• [Предоставленный текст]:
┄┄┄┄┄┄┄┄┄┄

И еще одно его воспоминание о Лермонтове (из письма):

«Славный малый – честная, прямая душа – не сносить ему головы».

…Но Мережковский видит только свое, мистическое. Назвав статью (полемика с Вл. Соловьевым) «Поэт сверхчеловечества», он и гнет свою линию:

«Звери слышат человечий запах. Так люди слышат в Лермонтове запах иной породы. Одни, особенно женщины, по первобытному греху любопытства, влекутся к нему, видят в нем «демона», как тогда говорили, или, как теперь говорят, «сверхчеловека»; другие отходят от него с отвращением и ужасом: «ядовитая гадина», «антихрист»; или накидываются с яростью, как собаки загрызают волка, за то что от него несобачий запах.

Отсюда, наконец, и то, что кажется в нем «пошлостью». Обыкновенного тщеславия, желания быть не как все у Лермонтова не было, потому что в этом смысле ему и желать было нечего; скорее могло у него быть обратное тщеславие – желание быть как все».

И вот Мережковский подходит к самому главному в характере поэта:

«Что же, наконец, добрый или недобрый?

И то и другое. Ни то ни другое.

Самое тяжелое, «роковое» в судьбе Лермонтова – не окончательное торжество зла над добром, как думает Вл. Соловьев, а бесконечное раздвоение, колебание воли, смешение добра и зла, света и тьмы.

Он был похож на вечер ясный,

Ни день, ни ночь, ни мрак, ни свет.

Это и есть премирное состояние человеческих душ, тех нерешительных ангелов, которые в борьбе Бога с дьяволом не примкнули ни к той, ни к другой стороне. Для того чтобы преодолеть ложь раздвоения, надо смотреть не назад, в прошлую вечность, где борьба эта началась, а вперед, в будущую, где она окончится с участием нашей собственной воли. Лермонтов слишком ясно видел прошлую и недостаточно ясно будущую вечность: вот почему так трудно, почти невозможно ему было преодолеть ложь раздвоения.

«Верно было мне назначение высокое, потому что я чувствую в душе моей силы необъятные», говорит Печорин. Но это – «необъятная сила» в пустоте, сила метеора, неудержимо летящего, чтобы разбиться о землю. Воля без действия, потому что без точки опоры. Все может и ничего не хочет. Помнит, откуда, но забыл, куда.

«Зачем я жил? – спрашивает себя Печорин, – для какой цели я родился?» – Категория цели, свободы открывается в будущей вечности; категория причины, необходимости – в прошлой.

Вот почему у Лермонтова так поразительно сильно чувство вечной необходимости, чувство рока – «фатализм». Все, что будет во времени, было в вечности; нет опасного, потому что нет случайного…

Отсюда – бесстрашие Лермонтова, игра его со смертью».

Смерть, как мы уже убедились, – всерьез занимала Лермонтова с юности. Мережковский подводит итог своих размышлений об этом:

«Не совсем человек – это сказывается и в его отношении к смерти. Положительного религиозного смысла, может быть, и не имеет его бесстрашие, но оно все-таки кладет на личность его неизгладимую печать подлинности: хорош или дурен, он, во всяком случае, не казался, а был тем, чем был. Никто не смотрел в глаза смерти так прямо, потому что никто не чувствовал так ясно, что смерти нет.

┄┄┄┄┄┄┄┄┄┄

• [Исходные данные]:
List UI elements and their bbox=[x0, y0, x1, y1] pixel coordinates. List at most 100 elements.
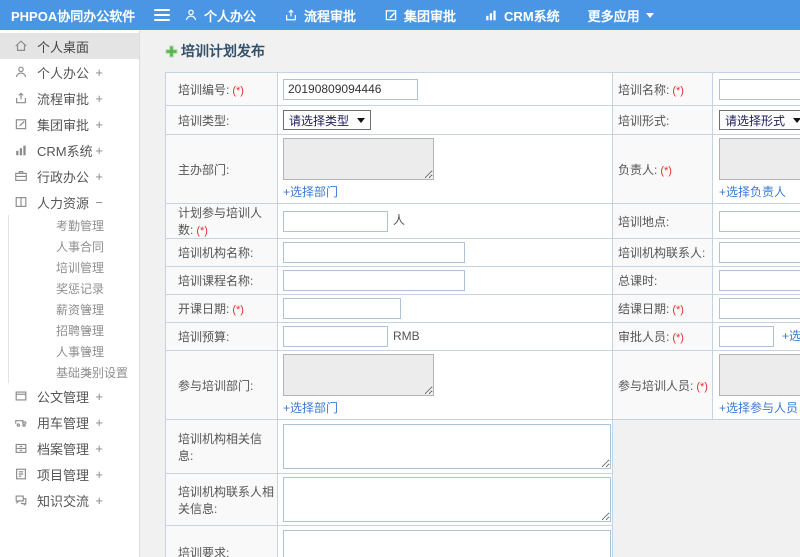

┄┄┄┄┄┄┄┄┄┄

Перепишите из текста о Лермонтове отрывок между словами «Вот почему у» и «что смерти нет.» включительно. Материал для работы не понадобится.

Вот почему у Лермонтова так поразительно сильно чувство вечной необходимости, чувство рока – «фатализм». Все, что будет во времени, было в вечности; нет опасного, потому что нет случайного…

Отсюда – бесстрашие Лермонтова, игра его со смертью».

Смерть, как мы уже убедились, – всерьез занимала Лермонтова с юности. Мережковский подводит итог своих размышлений об этом:

«Не совсем человек – это сказывается и в его отношении к смерти. Положительного религиозного смысла, может быть, и не имеет его бесстрашие, но оно все-таки кладет на личность его неизгладимую печать подлинности: хорош или дурен, он, во всяком случае, не казался, а был тем, чем был. Никто не смотрел в глаза смерти так прямо, потому что никто не чувствовал так ясно, что смерти нет.